▶ **SHORT TASK**
Quote the whole listing exactly. Leave the pictures out of your copy.

▶ **RECORDS TO USE**
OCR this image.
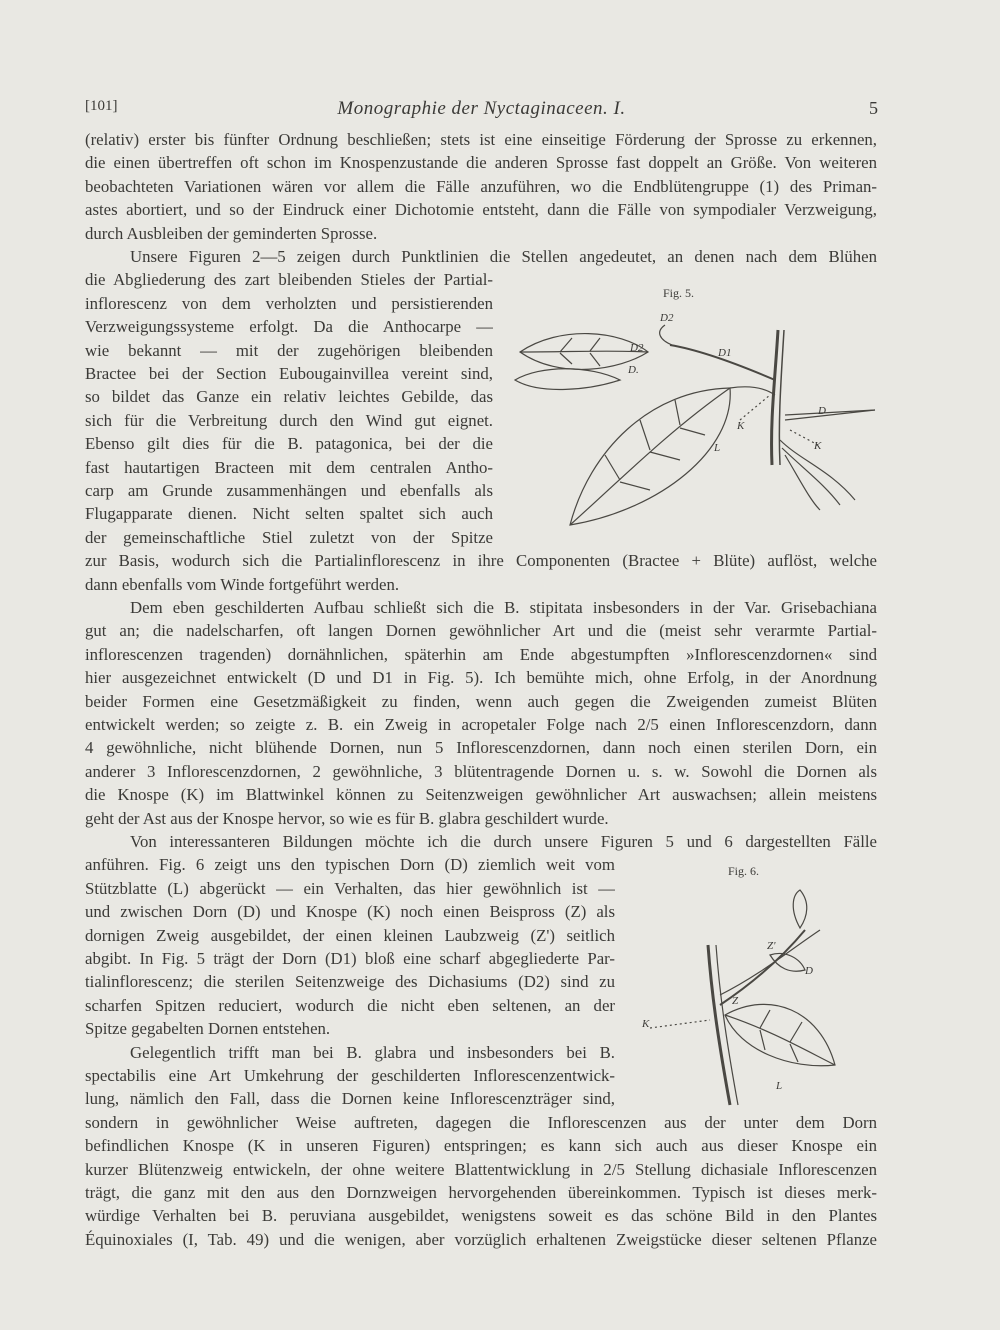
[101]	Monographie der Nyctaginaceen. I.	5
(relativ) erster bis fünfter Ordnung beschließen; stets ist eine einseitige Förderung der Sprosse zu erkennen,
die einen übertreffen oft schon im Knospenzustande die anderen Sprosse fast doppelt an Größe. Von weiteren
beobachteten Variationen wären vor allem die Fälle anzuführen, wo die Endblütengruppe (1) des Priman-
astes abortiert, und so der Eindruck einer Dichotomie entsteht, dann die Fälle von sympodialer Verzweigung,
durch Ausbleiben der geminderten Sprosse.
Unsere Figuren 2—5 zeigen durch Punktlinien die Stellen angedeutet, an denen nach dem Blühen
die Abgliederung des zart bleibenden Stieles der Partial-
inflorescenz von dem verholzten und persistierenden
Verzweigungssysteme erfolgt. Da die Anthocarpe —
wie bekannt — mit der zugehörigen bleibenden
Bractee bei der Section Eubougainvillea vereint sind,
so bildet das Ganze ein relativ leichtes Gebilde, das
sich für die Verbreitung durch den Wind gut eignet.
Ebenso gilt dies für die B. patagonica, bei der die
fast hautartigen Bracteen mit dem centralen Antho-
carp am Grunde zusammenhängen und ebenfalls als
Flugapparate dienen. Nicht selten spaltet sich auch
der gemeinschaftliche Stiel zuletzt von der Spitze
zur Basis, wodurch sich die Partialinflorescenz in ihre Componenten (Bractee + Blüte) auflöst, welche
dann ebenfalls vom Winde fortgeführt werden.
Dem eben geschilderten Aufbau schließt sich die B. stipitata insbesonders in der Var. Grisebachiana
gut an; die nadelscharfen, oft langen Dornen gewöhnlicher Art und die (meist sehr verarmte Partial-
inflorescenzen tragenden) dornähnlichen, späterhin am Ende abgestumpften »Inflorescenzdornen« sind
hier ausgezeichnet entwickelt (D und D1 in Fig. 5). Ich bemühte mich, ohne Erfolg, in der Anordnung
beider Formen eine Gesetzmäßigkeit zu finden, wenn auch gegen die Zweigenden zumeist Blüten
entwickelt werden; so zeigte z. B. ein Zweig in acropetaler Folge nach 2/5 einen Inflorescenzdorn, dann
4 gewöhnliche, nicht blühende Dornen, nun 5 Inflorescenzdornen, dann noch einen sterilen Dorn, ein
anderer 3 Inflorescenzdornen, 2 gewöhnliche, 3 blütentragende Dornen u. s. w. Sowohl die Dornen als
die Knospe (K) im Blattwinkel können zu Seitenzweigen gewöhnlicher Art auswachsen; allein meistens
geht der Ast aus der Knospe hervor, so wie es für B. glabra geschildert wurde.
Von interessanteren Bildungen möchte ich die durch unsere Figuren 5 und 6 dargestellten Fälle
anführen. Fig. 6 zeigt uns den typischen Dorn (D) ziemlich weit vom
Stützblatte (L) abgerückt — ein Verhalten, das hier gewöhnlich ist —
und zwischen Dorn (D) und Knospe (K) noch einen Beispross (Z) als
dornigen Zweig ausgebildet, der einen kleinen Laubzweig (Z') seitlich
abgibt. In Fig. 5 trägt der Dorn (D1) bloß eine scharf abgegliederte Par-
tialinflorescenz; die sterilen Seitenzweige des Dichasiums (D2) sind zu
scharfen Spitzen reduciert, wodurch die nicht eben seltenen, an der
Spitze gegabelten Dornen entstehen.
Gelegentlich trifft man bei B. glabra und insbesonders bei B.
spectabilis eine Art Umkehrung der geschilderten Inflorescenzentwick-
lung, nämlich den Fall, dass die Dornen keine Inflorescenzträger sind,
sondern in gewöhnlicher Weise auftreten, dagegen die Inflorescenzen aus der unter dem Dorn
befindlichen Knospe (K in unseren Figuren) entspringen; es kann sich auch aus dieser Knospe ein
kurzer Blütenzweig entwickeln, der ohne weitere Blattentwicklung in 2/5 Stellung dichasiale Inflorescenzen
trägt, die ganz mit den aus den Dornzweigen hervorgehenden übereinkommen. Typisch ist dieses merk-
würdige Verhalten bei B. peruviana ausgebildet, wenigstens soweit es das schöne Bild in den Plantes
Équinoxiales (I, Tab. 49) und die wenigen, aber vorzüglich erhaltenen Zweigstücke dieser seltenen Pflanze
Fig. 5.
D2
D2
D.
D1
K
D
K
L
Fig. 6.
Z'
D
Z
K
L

▶ **RESPONSE TO THIS EXERCISE**
OCR this image.
[101]	Monographie der Nyctaginaceen. I.	5
(relativ) erster bis fünfter Ordnung beschließen; stets ist eine einseitige Förderung der Sprosse zu erkennen,
die einen übertreffen oft schon im Knospenzustande die anderen Sprosse fast doppelt an Größe. Von weiteren
beobachteten Variationen wären vor allem die Fälle anzuführen, wo die Endblütengruppe (1) des Priman-
astes abortiert, und so der Eindruck einer Dichotomie entsteht, dann die Fälle von sympodialer Verzweigung,
durch Ausbleiben der geminderten Sprosse.
Unsere Figuren 2—5 zeigen durch Punktlinien die Stellen angedeutet, an denen nach dem Blühen
die Abgliederung des zart bleibenden Stieles der Partial-
inflorescenz von dem verholzten und persistierenden
Verzweigungssysteme erfolgt. Da die Anthocarpe —
wie bekannt — mit der zugehörigen bleibenden
Bractee bei der Section Eubougainvillea vereint sind,
so bildet das Ganze ein relativ leichtes Gebilde, das
sich für die Verbreitung durch den Wind gut eignet.
Ebenso gilt dies für die B. patagonica, bei der die
fast hautartigen Bracteen mit dem centralen Antho-
carp am Grunde zusammenhängen und ebenfalls als
Flugapparate dienen. Nicht selten spaltet sich auch
der gemeinschaftliche Stiel zuletzt von der Spitze
zur Basis, wodurch sich die Partialinflorescenz in ihre Componenten (Bractee + Blüte) auflöst, welche
dann ebenfalls vom Winde fortgeführt werden.
Dem eben geschilderten Aufbau schließt sich die B. stipitata insbesonders in der Var. Grisebachiana
gut an; die nadelscharfen, oft langen Dornen gewöhnlicher Art und die (meist sehr verarmte Partial-
inflorescenzen tragenden) dornähnlichen, späterhin am Ende abgestumpften »Inflorescenzdornen« sind
hier ausgezeichnet entwickelt (D und D1 in Fig. 5). Ich bemühte mich, ohne Erfolg, in der Anordnung
beider Formen eine Gesetzmäßigkeit zu finden, wenn auch gegen die Zweigenden zumeist Blüten
entwickelt werden; so zeigte z. B. ein Zweig in acropetaler Folge nach 2/5 einen Inflorescenzdorn, dann
4 gewöhnliche, nicht blühende Dornen, nun 5 Inflorescenzdornen, dann noch einen sterilen Dorn, ein
anderer 3 Inflorescenzdornen, 2 gewöhnliche, 3 blütentragende Dornen u. s. w. Sowohl die Dornen als
die Knospe (K) im Blattwinkel können zu Seitenzweigen gewöhnlicher Art auswachsen; allein meistens
geht der Ast aus der Knospe hervor, so wie es für B. glabra geschildert wurde.
Von interessanteren Bildungen möchte ich die durch unsere Figuren 5 und 6 dargestellten Fälle
anführen. Fig. 6 zeigt uns den typischen Dorn (D) ziemlich weit vom
Stützblatte (L) abgerückt — ein Verhalten, das hier gewöhnlich ist —
und zwischen Dorn (D) und Knospe (K) noch einen Beispross (Z) als
dornigen Zweig ausgebildet, der einen kleinen Laubzweig (Z') seitlich
abgibt. In Fig. 5 trägt der Dorn (D1) bloß eine scharf abgegliederte Par-
tialinflorescenz; die sterilen Seitenzweige des Dichasiums (D2) sind zu
scharfen Spitzen reduciert, wodurch die nicht eben seltenen, an der
Spitze gegabelten Dornen entstehen.
Gelegentlich trifft man bei B. glabra und insbesonders bei B.
spectabilis eine Art Umkehrung der geschilderten Inflorescenzentwick-
lung, nämlich den Fall, dass die Dornen keine Inflorescenzträger sind,
sondern in gewöhnlicher Weise auftreten, dagegen die Inflorescenzen aus der unter dem Dorn
befindlichen Knospe (K in unseren Figuren) entspringen; es kann sich auch aus dieser Knospe ein
kurzer Blütenzweig entwickeln, der ohne weitere Blattentwicklung in 2/5 Stellung dichasiale Inflorescenzen
trägt, die ganz mit den aus den Dornzweigen hervorgehenden übereinkommen. Typisch ist dieses merk-
würdige Verhalten bei B. peruviana ausgebildet, wenigstens soweit es das schöne Bild in den Plantes
Équinoxiales (I, Tab. 49) und die wenigen, aber vorzüglich erhaltenen Zweigstücke dieser seltenen Pflanze
Fig. 5.
D2
D2
D.
D1
K
D
K
L
Fig. 6.
Z'
D
Z
K
L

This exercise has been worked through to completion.